_Written instruction_. Pick out each line of the material below that contains the string "Find", treating uppercase and lowercase as different.

# Start of Records shown

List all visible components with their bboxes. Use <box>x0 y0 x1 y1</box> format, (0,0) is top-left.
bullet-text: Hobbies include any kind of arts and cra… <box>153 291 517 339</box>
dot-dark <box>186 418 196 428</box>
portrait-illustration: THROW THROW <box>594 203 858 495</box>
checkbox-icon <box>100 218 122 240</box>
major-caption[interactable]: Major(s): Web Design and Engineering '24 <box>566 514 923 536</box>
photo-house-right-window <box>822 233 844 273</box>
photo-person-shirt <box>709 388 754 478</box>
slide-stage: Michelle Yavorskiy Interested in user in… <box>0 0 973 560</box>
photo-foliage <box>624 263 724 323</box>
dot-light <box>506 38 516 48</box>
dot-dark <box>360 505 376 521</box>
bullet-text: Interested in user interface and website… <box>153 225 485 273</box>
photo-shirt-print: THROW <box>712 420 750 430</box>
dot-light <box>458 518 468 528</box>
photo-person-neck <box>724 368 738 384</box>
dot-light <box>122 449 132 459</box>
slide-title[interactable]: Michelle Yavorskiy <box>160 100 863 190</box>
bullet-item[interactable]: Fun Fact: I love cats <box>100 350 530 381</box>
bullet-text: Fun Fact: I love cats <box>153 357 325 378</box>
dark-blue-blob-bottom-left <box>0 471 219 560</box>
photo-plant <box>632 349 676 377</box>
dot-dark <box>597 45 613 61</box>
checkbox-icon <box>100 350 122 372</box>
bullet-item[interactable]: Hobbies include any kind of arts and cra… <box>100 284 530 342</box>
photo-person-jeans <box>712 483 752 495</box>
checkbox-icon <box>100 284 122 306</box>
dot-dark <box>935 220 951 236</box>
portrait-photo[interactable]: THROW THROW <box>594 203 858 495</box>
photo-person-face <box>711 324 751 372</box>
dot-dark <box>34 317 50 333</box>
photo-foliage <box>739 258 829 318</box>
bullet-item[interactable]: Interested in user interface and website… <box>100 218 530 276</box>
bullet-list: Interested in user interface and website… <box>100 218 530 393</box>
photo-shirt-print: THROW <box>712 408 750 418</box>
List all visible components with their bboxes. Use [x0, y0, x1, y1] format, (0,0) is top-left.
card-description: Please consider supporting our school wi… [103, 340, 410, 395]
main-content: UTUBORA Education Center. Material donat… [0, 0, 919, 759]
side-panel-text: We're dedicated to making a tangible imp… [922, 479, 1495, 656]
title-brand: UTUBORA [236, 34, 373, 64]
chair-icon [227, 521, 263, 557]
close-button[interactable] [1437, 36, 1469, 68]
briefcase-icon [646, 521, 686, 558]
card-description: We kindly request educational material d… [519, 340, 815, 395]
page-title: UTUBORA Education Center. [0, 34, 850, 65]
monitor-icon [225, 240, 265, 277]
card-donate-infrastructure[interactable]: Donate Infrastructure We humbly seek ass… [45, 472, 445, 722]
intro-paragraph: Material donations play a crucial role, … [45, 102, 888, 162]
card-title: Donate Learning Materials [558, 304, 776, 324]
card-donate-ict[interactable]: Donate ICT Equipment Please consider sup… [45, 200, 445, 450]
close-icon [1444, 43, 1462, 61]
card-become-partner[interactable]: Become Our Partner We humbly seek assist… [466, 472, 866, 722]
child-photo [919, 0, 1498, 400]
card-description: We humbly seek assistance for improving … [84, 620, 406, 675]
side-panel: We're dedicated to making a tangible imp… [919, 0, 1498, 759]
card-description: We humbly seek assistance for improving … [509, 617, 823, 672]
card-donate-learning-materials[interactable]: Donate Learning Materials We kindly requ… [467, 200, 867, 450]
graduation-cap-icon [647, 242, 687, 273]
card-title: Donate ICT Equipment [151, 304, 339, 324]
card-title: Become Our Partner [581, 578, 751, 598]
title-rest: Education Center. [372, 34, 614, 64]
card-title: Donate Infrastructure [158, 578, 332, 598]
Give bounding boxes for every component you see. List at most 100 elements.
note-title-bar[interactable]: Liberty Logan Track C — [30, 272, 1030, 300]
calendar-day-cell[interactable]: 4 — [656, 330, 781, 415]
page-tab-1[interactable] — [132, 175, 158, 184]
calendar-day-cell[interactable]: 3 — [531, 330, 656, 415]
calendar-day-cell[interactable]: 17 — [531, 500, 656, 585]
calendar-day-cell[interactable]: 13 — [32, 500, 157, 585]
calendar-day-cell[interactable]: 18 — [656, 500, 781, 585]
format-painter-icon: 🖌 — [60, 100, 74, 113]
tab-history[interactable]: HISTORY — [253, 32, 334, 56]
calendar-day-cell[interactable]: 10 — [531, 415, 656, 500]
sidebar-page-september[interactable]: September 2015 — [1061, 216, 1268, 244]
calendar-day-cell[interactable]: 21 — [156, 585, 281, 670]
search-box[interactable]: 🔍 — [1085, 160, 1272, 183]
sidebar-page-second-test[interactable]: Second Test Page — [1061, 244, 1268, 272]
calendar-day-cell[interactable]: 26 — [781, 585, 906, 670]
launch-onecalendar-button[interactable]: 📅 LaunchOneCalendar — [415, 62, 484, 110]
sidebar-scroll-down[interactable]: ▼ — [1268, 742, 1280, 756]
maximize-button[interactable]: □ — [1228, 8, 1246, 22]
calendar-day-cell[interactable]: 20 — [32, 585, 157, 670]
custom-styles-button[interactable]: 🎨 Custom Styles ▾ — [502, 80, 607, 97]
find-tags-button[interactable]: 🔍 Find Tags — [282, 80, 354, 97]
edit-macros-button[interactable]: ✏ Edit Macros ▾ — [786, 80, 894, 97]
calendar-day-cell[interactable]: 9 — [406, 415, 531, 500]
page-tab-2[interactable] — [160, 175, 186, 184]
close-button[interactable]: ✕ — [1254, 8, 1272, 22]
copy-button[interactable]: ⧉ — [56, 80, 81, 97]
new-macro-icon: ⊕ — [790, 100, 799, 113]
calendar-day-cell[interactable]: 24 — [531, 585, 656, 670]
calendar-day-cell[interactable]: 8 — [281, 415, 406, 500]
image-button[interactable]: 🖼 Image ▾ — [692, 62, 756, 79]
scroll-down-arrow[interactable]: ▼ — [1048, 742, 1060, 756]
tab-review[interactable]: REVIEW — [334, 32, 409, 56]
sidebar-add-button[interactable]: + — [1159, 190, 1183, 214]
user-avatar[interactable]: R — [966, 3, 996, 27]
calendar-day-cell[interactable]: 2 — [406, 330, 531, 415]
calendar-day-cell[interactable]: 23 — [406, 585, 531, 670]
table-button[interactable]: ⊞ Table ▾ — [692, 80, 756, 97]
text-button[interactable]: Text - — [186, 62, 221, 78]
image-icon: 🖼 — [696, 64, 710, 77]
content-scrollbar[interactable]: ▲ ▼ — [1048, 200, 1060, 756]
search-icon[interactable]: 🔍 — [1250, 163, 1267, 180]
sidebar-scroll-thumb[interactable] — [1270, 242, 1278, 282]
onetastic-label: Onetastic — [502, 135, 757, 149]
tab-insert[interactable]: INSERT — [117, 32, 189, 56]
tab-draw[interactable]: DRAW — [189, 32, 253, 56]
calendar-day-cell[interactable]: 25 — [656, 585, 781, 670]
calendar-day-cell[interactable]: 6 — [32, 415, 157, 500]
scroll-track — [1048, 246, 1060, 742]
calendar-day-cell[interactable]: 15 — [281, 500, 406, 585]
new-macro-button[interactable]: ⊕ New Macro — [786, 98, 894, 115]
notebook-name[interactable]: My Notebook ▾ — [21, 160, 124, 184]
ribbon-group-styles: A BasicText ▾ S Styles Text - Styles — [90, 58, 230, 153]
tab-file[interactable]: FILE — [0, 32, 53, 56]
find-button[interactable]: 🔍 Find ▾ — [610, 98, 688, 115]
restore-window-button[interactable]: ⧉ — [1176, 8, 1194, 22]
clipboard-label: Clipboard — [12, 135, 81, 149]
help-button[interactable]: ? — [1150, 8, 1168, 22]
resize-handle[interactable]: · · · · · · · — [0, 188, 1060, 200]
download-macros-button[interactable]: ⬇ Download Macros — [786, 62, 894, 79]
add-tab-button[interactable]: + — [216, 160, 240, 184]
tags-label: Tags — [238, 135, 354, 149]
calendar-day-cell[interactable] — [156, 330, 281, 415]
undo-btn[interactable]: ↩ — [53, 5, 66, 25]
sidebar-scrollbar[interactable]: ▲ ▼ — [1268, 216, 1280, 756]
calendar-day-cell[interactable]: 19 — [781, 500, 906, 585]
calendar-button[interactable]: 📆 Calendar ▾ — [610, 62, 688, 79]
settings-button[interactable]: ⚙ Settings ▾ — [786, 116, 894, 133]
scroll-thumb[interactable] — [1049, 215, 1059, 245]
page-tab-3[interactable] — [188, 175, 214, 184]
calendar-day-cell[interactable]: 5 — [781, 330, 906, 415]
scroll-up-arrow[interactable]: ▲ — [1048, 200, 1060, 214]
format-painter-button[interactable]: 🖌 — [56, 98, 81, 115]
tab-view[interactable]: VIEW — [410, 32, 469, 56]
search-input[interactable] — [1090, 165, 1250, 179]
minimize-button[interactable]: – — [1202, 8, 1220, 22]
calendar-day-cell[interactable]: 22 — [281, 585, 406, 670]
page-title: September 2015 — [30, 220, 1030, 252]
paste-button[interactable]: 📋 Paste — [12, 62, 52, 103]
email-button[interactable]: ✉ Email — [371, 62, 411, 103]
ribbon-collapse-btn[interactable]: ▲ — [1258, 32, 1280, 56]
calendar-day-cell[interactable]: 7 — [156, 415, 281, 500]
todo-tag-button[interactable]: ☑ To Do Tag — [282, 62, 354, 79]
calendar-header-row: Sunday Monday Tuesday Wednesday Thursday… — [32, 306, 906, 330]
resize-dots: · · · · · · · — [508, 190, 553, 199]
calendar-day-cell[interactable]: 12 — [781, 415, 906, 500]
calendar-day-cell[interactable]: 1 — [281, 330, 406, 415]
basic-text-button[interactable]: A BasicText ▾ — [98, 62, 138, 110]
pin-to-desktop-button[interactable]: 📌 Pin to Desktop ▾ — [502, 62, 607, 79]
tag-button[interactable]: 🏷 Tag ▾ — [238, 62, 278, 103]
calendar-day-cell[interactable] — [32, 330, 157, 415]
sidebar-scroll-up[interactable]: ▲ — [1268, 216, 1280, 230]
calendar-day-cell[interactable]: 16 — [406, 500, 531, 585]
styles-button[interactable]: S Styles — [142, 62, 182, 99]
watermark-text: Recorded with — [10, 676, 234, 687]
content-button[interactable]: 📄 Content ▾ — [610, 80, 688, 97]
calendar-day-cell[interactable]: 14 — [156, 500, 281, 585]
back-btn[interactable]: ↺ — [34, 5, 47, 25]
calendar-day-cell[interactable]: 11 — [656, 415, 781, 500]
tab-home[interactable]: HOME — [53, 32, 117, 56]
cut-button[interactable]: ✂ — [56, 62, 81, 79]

# End of Records shown

_Response_.
find-tags-button[interactable]: 🔍 Find Tags — [282, 80, 354, 97]
find-button[interactable]: 🔍 Find ▾ — [610, 98, 688, 115]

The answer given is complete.